We are now ready to implement the function deSpace that filters out TokSpace tokens.

deSpace :: [Token] -> [Token]
deSpace = filter notSpace 

notSpace :: Token -> Bool
notSpace t = t /= TokSpace

(This definition will only work with tokens that are deriving Eq. Can you tell why? Recall that /= means not equal)

Since the auxiliary function notSpace is so simple, we can inline it using a lambda -- the anonymous function:

deSpace :: [Token] -> [Token]
deSpace = filter (\t -> t /= TokSpace)

The syntax for lambdas is very simple. You start with a backslash, which looks a little like the Greek letter lambda, λ; follow it with the list of arguments; an arrow ->; and the body of the function -- an expression. Lambda syntax doesn't support multiple patterns or guards, but otherwise lambdas are just like definitions of regular functions. Lambdas are so useful that they are now part of C++11 and Java 8.

Here's the final version of the single-character tokenizer:

import Data.Char

data Operator = Plus | Minus | Times | Div
    deriving (Show, Eq)

Boxed element entries
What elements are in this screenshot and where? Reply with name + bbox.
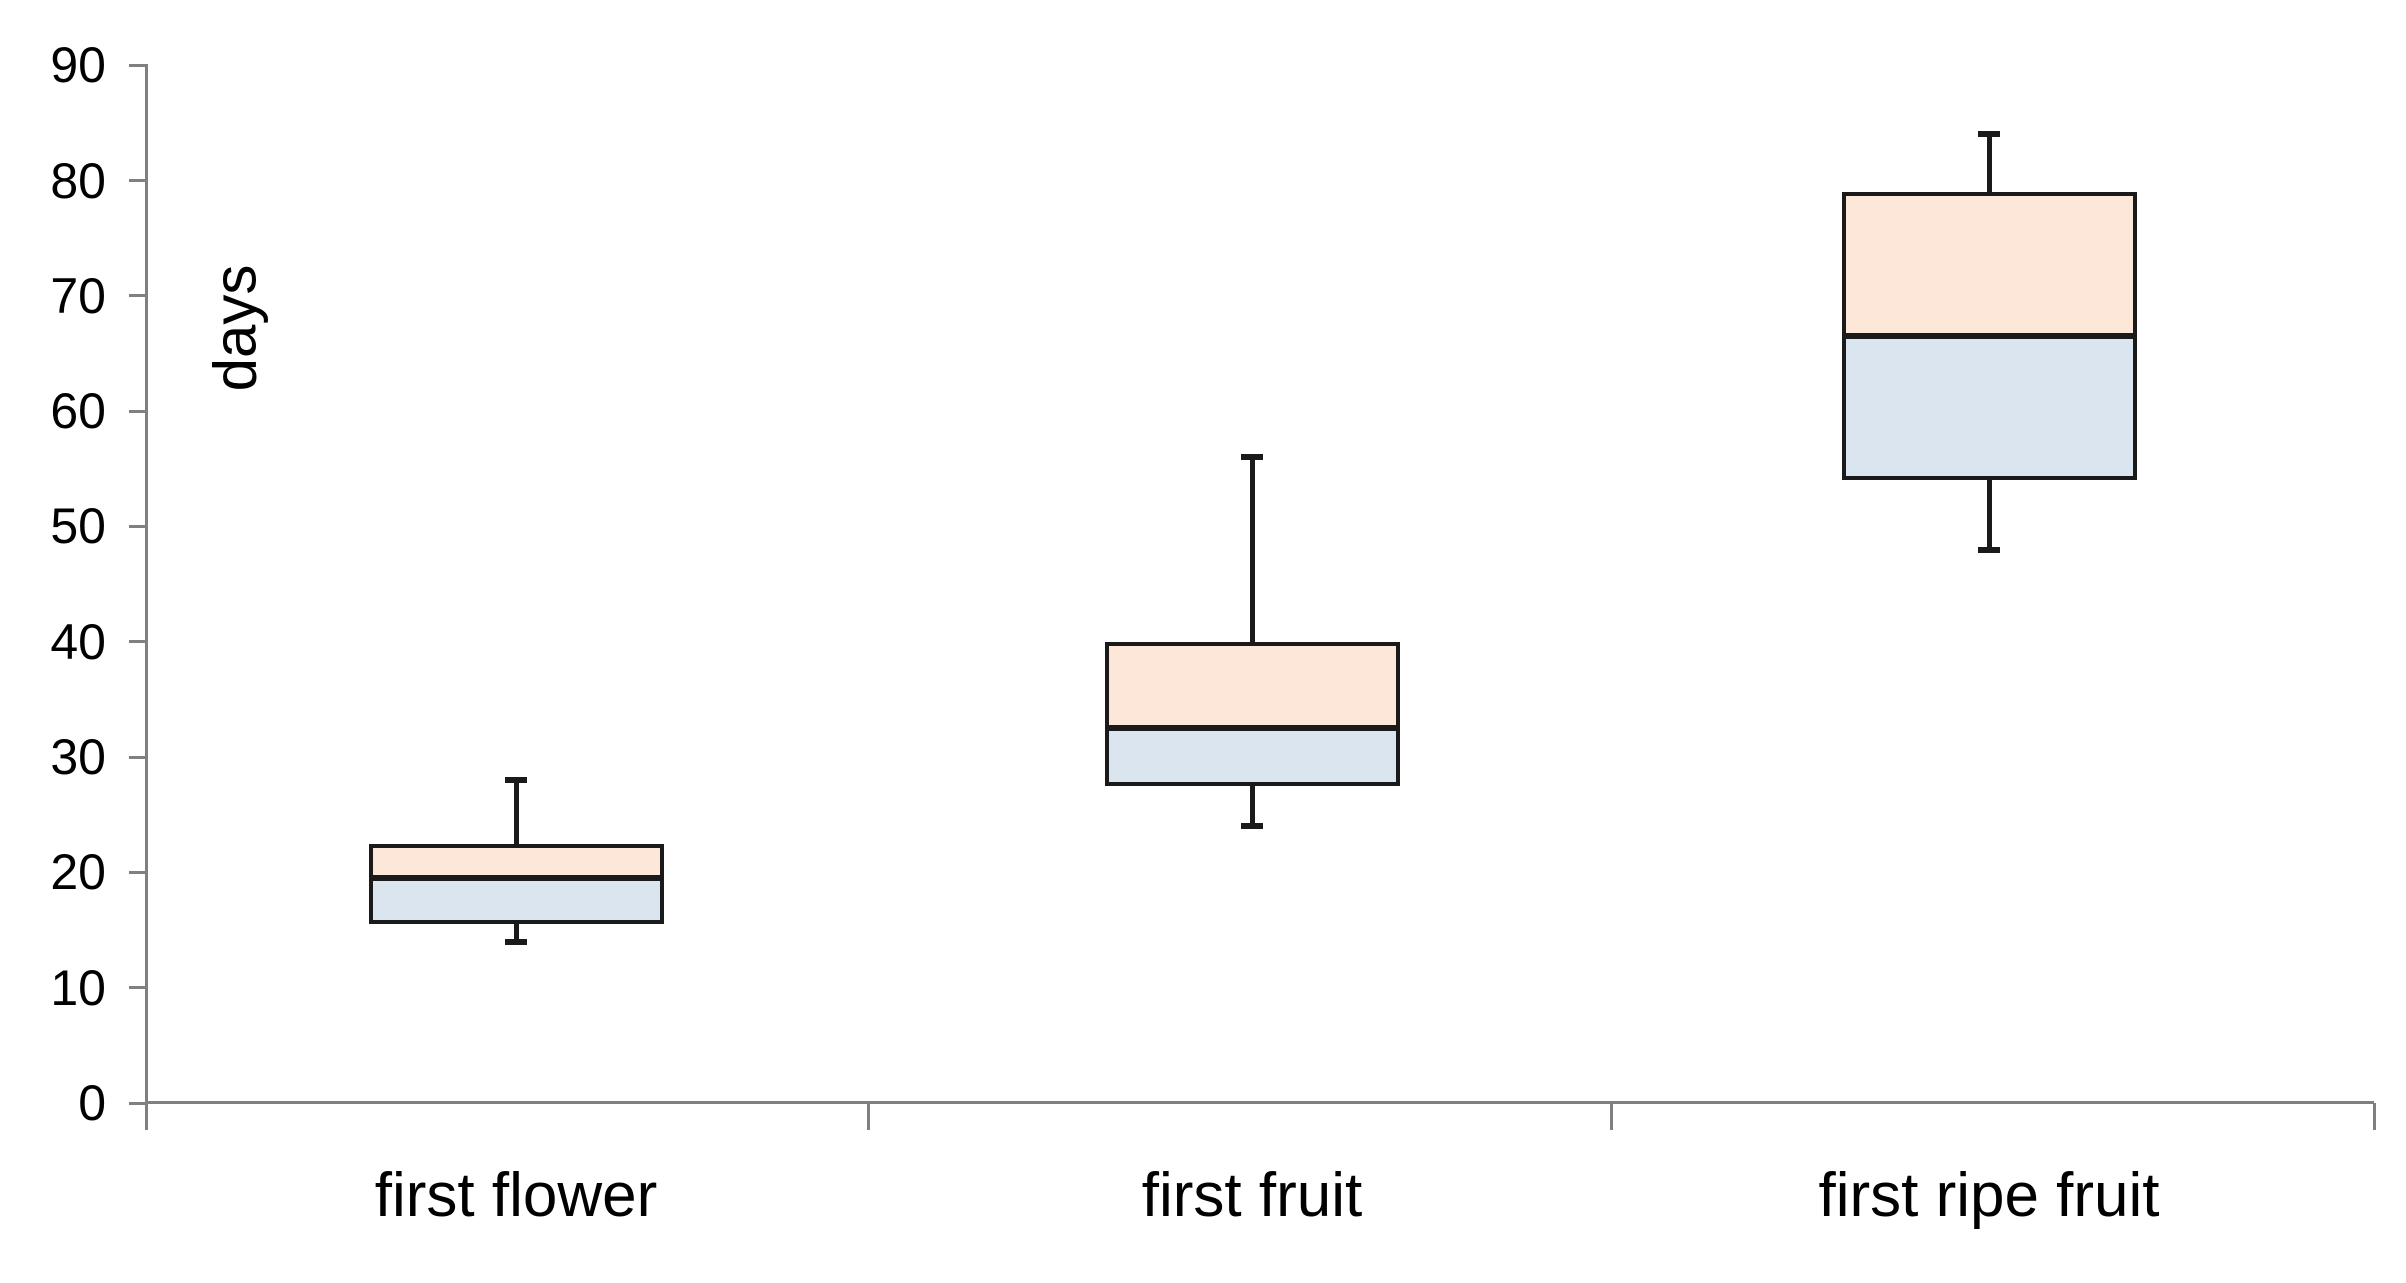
y-tick-label: 0 bbox=[78, 1075, 106, 1131]
y-tick-label: 40 bbox=[50, 613, 106, 670]
y-tick-mark bbox=[129, 63, 147, 67]
y-tick-mark bbox=[129, 1101, 147, 1105]
y-tick-mark bbox=[129, 640, 147, 644]
whisker-top-cap bbox=[1241, 454, 1263, 461]
y-tick-mark bbox=[129, 409, 147, 413]
y-tick-mark bbox=[129, 294, 147, 298]
whisker-top-cap bbox=[505, 777, 527, 784]
y-tick-label: 60 bbox=[50, 383, 106, 440]
whisker-top-line bbox=[1986, 134, 1992, 193]
x-tick-mark bbox=[866, 1103, 870, 1130]
box-lower-segment bbox=[1845, 336, 2133, 477]
whisker-top-cap bbox=[1978, 131, 2000, 138]
median-line bbox=[368, 875, 664, 882]
whisker-top-line bbox=[1249, 457, 1255, 642]
y-tick-label: 70 bbox=[50, 267, 106, 324]
box-upper-segment bbox=[372, 847, 660, 879]
y-tick-label: 20 bbox=[50, 844, 106, 901]
y-tick-mark bbox=[129, 179, 147, 183]
box-lower-segment bbox=[1108, 728, 1396, 782]
y-tick-mark bbox=[129, 524, 147, 528]
y-tick-label: 30 bbox=[50, 729, 106, 786]
x-tick-mark bbox=[2372, 1103, 2376, 1130]
whisker-bottom-line bbox=[513, 924, 519, 942]
whisker-top-line bbox=[513, 780, 519, 844]
iqr-box bbox=[1104, 641, 1400, 786]
y-tick-label: 10 bbox=[50, 959, 106, 1016]
y-tick-mark bbox=[129, 755, 147, 759]
whisker-bottom-cap bbox=[1241, 823, 1263, 830]
whisker-bottom-line bbox=[1249, 785, 1255, 827]
y-axis-line bbox=[145, 64, 148, 1130]
y-tick-mark bbox=[129, 986, 147, 990]
median-line bbox=[1841, 333, 2137, 340]
x-category-label: first ripe fruit bbox=[1818, 1161, 2160, 1230]
whisker-bottom-line bbox=[1986, 480, 1992, 550]
x-axis-line bbox=[147, 1101, 2374, 1104]
iqr-box bbox=[368, 843, 664, 925]
box-upper-segment bbox=[1845, 196, 2133, 337]
y-tick-label: 50 bbox=[50, 498, 106, 555]
y-tick-label: 80 bbox=[50, 152, 106, 209]
x-category-label: first fruit bbox=[1141, 1161, 1363, 1230]
box-upper-segment bbox=[1108, 645, 1396, 729]
x-tick-mark bbox=[1609, 1103, 1613, 1130]
y-tick-mark bbox=[129, 870, 147, 874]
x-category-label: first flower bbox=[374, 1161, 658, 1230]
box-lower-segment bbox=[372, 878, 660, 921]
y-axis-title: days bbox=[201, 264, 269, 392]
whisker-bottom-cap bbox=[1978, 546, 2000, 553]
y-tick-label: 90 bbox=[50, 37, 106, 94]
whisker-bottom-cap bbox=[505, 938, 527, 945]
median-line bbox=[1104, 725, 1400, 732]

### THE TASKS
[A] In the passage on the Haskell tokenizer, rewrite the span from "We are now ready" to "means not equal)", substituting "isNotSpace" for "notSpace".
[B] According to the passage on the Haskell tokenizer, what does lambda syntax not support?

### WRITTEN RESPONSES
[A]
We are now ready to implement the function deSpace that filters out TokSpace tokens.

deSpace :: [Token] -> [Token]
deSpace = filter isNotSpace 

isNotSpace :: Token -> Bool
isNotSpace t = t /= TokSpace

(This definition will only work with tokens that are deriving Eq. Can you tell why? Recall that /= means not equal)

[B] Multiple patterns or guards.